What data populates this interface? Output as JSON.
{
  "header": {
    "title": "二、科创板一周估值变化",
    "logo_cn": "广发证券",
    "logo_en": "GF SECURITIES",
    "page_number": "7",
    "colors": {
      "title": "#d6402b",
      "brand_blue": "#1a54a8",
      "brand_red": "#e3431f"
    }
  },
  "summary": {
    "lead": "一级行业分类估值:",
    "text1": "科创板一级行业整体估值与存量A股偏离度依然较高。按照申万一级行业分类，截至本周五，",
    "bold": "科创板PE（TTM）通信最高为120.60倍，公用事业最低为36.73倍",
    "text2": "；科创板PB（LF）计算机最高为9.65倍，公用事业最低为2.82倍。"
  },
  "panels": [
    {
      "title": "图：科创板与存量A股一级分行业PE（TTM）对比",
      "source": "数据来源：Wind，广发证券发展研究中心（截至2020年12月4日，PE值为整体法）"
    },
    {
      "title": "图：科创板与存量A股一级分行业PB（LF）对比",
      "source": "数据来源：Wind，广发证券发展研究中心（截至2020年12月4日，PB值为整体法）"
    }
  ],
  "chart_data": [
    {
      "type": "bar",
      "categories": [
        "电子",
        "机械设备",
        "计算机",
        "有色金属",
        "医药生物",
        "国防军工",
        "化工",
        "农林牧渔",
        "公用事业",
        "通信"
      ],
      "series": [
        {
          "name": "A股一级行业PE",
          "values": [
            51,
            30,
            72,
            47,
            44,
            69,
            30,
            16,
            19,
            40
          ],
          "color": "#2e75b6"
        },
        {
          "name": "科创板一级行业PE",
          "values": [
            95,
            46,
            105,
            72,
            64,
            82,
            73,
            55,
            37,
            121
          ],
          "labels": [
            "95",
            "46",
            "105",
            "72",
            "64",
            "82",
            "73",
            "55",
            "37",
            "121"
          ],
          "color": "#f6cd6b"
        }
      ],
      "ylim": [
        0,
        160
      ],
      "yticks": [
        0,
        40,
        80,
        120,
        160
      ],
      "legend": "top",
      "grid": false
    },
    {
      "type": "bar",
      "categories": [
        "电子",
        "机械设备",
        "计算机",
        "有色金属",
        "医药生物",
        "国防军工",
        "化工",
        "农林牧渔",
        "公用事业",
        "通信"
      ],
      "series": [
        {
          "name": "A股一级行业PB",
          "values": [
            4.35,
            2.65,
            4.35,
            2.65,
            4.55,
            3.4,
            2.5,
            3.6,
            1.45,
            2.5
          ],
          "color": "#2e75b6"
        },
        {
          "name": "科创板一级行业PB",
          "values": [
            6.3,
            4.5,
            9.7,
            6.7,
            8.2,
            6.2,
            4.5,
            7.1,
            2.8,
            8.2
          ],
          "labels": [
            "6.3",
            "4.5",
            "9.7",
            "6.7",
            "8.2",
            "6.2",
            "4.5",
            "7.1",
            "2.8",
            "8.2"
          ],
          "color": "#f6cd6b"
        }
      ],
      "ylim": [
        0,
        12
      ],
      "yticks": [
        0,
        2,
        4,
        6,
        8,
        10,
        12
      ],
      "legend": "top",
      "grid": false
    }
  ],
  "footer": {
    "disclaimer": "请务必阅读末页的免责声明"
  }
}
****
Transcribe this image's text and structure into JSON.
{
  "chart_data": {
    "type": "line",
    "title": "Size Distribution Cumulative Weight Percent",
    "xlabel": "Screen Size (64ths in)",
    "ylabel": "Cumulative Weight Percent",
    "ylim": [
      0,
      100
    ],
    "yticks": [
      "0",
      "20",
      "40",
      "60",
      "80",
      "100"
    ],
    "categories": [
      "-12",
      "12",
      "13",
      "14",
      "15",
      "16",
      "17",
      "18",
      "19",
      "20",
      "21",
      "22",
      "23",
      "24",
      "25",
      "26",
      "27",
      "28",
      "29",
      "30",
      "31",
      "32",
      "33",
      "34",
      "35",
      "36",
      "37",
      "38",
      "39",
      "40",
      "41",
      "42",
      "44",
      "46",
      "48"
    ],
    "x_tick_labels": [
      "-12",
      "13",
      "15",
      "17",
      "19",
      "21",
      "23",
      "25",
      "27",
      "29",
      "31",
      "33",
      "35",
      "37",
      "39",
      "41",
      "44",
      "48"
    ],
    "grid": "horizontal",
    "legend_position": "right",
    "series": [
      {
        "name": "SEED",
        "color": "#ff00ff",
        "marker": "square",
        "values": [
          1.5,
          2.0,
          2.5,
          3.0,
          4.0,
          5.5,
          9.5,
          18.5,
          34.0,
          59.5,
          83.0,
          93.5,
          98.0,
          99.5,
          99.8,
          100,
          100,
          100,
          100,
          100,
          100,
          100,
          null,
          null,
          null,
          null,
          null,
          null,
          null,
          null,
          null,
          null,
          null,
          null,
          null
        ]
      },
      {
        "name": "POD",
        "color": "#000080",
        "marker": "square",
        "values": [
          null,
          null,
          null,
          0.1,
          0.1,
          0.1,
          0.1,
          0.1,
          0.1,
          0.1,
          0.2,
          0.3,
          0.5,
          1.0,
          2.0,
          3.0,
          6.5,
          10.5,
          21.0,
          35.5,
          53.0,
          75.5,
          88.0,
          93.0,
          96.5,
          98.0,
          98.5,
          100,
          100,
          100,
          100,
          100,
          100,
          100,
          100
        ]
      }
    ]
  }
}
****
Exercise goal
Some lines of the data above may hold the word "name"; report how many do, and nothing else.

The response
6